=== Exercise details ===
Write out all of the data exactly as it appears.

━━━━━━━━━━━━━━━━━━━━━━━━━━━━━━

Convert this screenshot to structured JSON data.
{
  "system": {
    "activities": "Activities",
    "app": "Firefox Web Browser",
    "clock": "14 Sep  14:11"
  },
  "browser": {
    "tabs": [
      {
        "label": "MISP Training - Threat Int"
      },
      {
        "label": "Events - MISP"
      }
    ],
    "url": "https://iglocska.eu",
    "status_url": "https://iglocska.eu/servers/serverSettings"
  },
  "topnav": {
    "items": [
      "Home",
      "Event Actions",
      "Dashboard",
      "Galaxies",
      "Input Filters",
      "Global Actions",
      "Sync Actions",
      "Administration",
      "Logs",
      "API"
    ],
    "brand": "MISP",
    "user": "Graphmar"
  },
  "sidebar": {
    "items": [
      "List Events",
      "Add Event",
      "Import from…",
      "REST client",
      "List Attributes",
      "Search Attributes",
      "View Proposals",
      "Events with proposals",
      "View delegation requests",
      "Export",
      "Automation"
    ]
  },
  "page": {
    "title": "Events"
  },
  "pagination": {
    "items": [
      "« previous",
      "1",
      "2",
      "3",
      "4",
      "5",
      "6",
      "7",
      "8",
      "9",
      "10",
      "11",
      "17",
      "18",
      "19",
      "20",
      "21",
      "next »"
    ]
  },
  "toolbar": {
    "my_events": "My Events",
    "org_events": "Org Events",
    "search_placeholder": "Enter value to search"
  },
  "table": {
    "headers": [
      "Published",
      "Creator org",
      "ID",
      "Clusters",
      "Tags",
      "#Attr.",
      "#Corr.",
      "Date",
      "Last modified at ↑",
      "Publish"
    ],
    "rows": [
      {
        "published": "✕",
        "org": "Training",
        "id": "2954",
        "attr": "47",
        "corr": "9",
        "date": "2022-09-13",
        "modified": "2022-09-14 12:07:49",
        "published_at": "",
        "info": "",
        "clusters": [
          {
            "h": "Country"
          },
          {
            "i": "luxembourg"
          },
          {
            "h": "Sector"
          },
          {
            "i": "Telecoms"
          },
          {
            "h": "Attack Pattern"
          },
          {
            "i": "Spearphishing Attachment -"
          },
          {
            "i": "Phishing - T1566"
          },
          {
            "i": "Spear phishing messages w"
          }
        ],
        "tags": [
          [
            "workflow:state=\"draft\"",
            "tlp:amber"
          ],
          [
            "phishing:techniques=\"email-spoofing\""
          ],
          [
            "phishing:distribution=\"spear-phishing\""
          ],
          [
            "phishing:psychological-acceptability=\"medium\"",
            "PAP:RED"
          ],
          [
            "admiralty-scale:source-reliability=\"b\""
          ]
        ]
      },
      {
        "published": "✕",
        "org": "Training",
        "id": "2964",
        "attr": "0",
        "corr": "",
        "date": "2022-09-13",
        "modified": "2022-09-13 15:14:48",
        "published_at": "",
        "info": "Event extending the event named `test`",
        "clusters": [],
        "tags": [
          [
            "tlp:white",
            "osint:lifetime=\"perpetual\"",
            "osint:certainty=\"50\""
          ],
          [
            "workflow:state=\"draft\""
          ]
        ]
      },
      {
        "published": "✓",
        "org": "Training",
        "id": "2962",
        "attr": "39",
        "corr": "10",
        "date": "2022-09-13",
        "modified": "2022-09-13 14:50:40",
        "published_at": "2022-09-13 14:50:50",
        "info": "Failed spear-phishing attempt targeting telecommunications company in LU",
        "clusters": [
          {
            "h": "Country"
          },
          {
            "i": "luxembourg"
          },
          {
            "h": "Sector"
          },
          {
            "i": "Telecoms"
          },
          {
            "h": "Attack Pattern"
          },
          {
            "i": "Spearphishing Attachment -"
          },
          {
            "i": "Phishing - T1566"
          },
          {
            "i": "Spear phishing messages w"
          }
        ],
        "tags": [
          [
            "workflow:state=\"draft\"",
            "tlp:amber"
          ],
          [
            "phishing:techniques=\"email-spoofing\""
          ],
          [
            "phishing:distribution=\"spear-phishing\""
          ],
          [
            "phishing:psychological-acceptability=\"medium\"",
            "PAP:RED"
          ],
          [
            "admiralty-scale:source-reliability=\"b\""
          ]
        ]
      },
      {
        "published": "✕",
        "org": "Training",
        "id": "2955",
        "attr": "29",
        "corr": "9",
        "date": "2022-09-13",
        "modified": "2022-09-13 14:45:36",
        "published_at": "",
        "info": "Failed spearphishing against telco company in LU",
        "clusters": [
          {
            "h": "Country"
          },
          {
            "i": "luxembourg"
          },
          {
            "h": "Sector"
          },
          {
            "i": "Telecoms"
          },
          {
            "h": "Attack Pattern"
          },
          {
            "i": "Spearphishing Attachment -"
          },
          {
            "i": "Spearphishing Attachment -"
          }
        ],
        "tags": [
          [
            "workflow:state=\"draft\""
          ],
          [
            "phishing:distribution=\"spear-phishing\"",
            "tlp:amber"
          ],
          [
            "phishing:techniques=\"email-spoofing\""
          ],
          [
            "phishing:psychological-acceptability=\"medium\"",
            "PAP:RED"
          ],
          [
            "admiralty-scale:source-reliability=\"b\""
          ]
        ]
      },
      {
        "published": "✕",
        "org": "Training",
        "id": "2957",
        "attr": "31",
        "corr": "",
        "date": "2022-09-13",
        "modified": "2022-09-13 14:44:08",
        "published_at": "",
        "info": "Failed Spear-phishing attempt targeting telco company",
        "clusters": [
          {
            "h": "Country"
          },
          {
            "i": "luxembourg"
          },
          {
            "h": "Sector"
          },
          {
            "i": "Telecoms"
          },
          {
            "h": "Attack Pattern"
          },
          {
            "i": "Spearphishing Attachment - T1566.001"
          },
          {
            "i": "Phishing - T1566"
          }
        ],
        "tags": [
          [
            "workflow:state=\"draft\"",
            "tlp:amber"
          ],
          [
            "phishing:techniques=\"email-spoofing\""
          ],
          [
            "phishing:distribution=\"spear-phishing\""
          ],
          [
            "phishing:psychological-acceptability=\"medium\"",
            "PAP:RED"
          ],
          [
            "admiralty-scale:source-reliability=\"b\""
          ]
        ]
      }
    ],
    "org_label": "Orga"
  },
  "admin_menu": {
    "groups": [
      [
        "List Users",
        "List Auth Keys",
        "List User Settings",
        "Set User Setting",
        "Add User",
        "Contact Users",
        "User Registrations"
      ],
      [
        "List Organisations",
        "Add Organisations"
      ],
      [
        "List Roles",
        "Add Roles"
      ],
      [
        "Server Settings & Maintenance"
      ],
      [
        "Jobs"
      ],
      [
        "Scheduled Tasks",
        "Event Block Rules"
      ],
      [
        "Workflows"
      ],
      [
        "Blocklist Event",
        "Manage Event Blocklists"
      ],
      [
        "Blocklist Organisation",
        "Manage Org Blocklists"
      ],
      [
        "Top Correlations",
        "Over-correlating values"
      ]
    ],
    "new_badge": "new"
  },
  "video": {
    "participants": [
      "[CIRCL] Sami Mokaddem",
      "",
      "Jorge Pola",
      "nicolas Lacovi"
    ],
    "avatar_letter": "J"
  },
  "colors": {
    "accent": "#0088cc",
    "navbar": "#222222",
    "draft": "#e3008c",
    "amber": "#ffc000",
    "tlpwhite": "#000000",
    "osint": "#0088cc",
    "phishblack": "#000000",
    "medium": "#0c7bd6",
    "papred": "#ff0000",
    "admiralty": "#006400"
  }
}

━━━━━━━━━━━━━━━━━━━━━━━━━━━━━━

=== Solution ===
Convert this screenshot to structured JSON data.
{
  "system": {
    "activities": "Activities",
    "app": "Firefox Web Browser",
    "clock": "14 Sep  14:11"
  },
  "browser": {
    "tabs": [
      {
        "label": "MISP Training - Threat Int"
      },
      {
        "label": "Events - MISP"
      }
    ],
    "url": "https://iglocska.eu",
    "status_url": "https://iglocska.eu/servers/serverSettings"
  },
  "topnav": {
    "items": [
      "Home",
      "Event Actions",
      "Dashboard",
      "Galaxies",
      "Input Filters",
      "Global Actions",
      "Sync Actions",
      "Administration",
      "Logs",
      "API"
    ],
    "brand": "MISP",
    "user": "Graphmar"
  },
  "sidebar": {
    "items": [
      "List Events",
      "Add Event",
      "Import from…",
      "REST client",
      "List Attributes",
      "Search Attributes",
      "View Proposals",
      "Events with proposals",
      "View delegation requests",
      "Export",
      "Automation"
    ]
  },
  "page": {
    "title": "Events"
  },
  "pagination": {
    "items": [
      "« previous",
      "1",
      "2",
      "3",
      "4",
      "5",
      "6",
      "7",
      "8",
      "9",
      "10",
      "11",
      "17",
      "18",
      "19",
      "20",
      "21",
      "next »"
    ]
  },
  "toolbar": {
    "my_events": "My Events",
    "org_events": "Org Events",
    "search_placeholder": "Enter value to search"
  },
  "table": {
    "headers": [
      "Published",
      "Creator org",
      "ID",
      "Clusters",
      "Tags",
      "#Attr.",
      "#Corr.",
      "Date",
      "Last modified at ↑",
      "Publish"
    ],
    "rows": [
      {
        "published": "✕",
        "org": "Training",
        "id": "2954",
        "attr": "47",
        "corr": "9",
        "date": "2022-09-13",
        "modified": "2022-09-14 12:07:49",
        "published_at": "",
        "info": "",
        "clusters": [
          {
            "h": "Country"
          },
          {
            "i": "luxembourg"
          },
          {
            "h": "Sector"
          },
          {
            "i": "Telecoms"
          },
          {
            "h": "Attack Pattern"
          },
          {
            "i": "Spearphishing Attachment -"
          },
          {
            "i": "Phishing - T1566"
          },
          {
            "i": "Spear phishing messages w"
          }
        ],
        "tags": [
          [
            "workflow:state=\"draft\"",
            "tlp:amber"
          ],
          [
            "phishing:techniques=\"email-spoofing\""
          ],
          [
            "phishing:distribution=\"spear-phishing\""
          ],
          [
            "phishing:psychological-acceptability=\"medium\"",
            "PAP:RED"
          ],
          [
            "admiralty-scale:source-reliability=\"b\""
          ]
        ]
      },
      {
        "published": "✕",
        "org": "Training",
        "id": "2964",
        "attr": "0",
        "corr": "",
        "date": "2022-09-13",
        "modified": "2022-09-13 15:14:48",
        "published_at": "",
        "info": "Event extending the event named `test`",
        "clusters": [],
        "tags": [
          [
            "tlp:white",
            "osint:lifetime=\"perpetual\"",
            "osint:certainty=\"50\""
          ],
          [
            "workflow:state=\"draft\""
          ]
        ]
      },
      {
        "published": "✓",
        "org": "Training",
        "id": "2962",
        "attr": "39",
        "corr": "10",
        "date": "2022-09-13",
        "modified": "2022-09-13 14:50:40",
        "published_at": "2022-09-13 14:50:50",
        "info": "Failed spear-phishing attempt targeting telecommunications company in LU",
        "clusters": [
          {
            "h": "Country"
          },
          {
            "i": "luxembourg"
          },
          {
            "h": "Sector"
          },
          {
            "i": "Telecoms"
          },
          {
            "h": "Attack Pattern"
          },
          {
            "i": "Spearphishing Attachment -"
          },
          {
            "i": "Phishing - T1566"
          },
          {
            "i": "Spear phishing messages w"
          }
        ],
        "tags": [
          [
            "workflow:state=\"draft\"",
            "tlp:amber"
          ],
          [
            "phishing:techniques=\"email-spoofing\""
          ],
          [
            "phishing:distribution=\"spear-phishing\""
          ],
          [
            "phishing:psychological-acceptability=\"medium\"",
            "PAP:RED"
          ],
          [
            "admiralty-scale:source-reliability=\"b\""
          ]
        ]
      },
      {
        "published": "✕",
        "org": "Training",
        "id": "2955",
        "attr": "29",
        "corr": "9",
        "date": "2022-09-13",
        "modified": "2022-09-13 14:45:36",
        "published_at": "",
        "info": "Failed spearphishing against telco company in LU",
        "clusters": [
          {
            "h": "Country"
          },
          {
            "i": "luxembourg"
          },
          {
            "h": "Sector"
          },
          {
            "i": "Telecoms"
          },
          {
            "h": "Attack Pattern"
          },
          {
            "i": "Spearphishing Attachment -"
          },
          {
            "i": "Spearphishing Attachment -"
          }
        ],
        "tags": [
          [
            "workflow:state=\"draft\""
          ],
          [
            "phishing:distribution=\"spear-phishing\"",
            "tlp:amber"
          ],
          [
            "phishing:techniques=\"email-spoofing\""
          ],
          [
            "phishing:psychological-acceptability=\"medium\"",
            "PAP:RED"
          ],
          [
            "admiralty-scale:source-reliability=\"b\""
          ]
        ]
      },
      {
        "published": "✕",
        "org": "Training",
        "id": "2957",
        "attr": "31",
        "corr": "",
        "date": "2022-09-13",
        "modified": "2022-09-13 14:44:08",
        "published_at": "",
        "info": "Failed Spear-phishing attempt targeting telco company",
        "clusters": [
          {
            "h": "Country"
          },
          {
            "i": "luxembourg"
          },
          {
            "h": "Sector"
          },
          {
            "i": "Telecoms"
          },
          {
            "h": "Attack Pattern"
          },
          {
            "i": "Spearphishing Attachment - T1566.001"
          },
          {
            "i": "Phishing - T1566"
          }
        ],
        "tags": [
          [
            "workflow:state=\"draft\"",
            "tlp:amber"
          ],
          [
            "phishing:techniques=\"email-spoofing\""
          ],
          [
            "phishing:distribution=\"spear-phishing\""
          ],
          [
            "phishing:psychological-acceptability=\"medium\"",
            "PAP:RED"
          ],
          [
            "admiralty-scale:source-reliability=\"b\""
          ]
        ]
      }
    ],
    "org_label": "Orga"
  },
  "admin_menu": {
    "groups": [
      [
        "List Users",
        "List Auth Keys",
        "List User Settings",
        "Set User Setting",
        "Add User",
        "Contact Users",
        "User Registrations"
      ],
      [
        "List Organisations",
        "Add Organisations"
      ],
      [
        "List Roles",
        "Add Roles"
      ],
      [
        "Server Settings & Maintenance"
      ],
      [
        "Jobs"
      ],
      [
        "Scheduled Tasks",
        "Event Block Rules"
      ],
      [
        "Workflows"
      ],
      [
        "Blocklist Event",
        "Manage Event Blocklists"
      ],
      [
        "Blocklist Organisation",
        "Manage Org Blocklists"
      ],
      [
        "Top Correlations",
        "Over-correlating values"
      ]
    ],
    "new_badge": "new"
  },
  "video": {
    "participants": [
      "[CIRCL] Sami Mokaddem",
      "",
      "Jorge Pola",
      "nicolas Lacovi"
    ],
    "avatar_letter": "J"
  },
  "colors": {
    "accent": "#0088cc",
    "navbar": "#222222",
    "draft": "#e3008c",
    "amber": "#ffc000",
    "tlpwhite": "#000000",
    "osint": "#0088cc",
    "phishblack": "#000000",
    "medium": "#0c7bd6",
    "papred": "#ff0000",
    "admiralty": "#006400"
  }
}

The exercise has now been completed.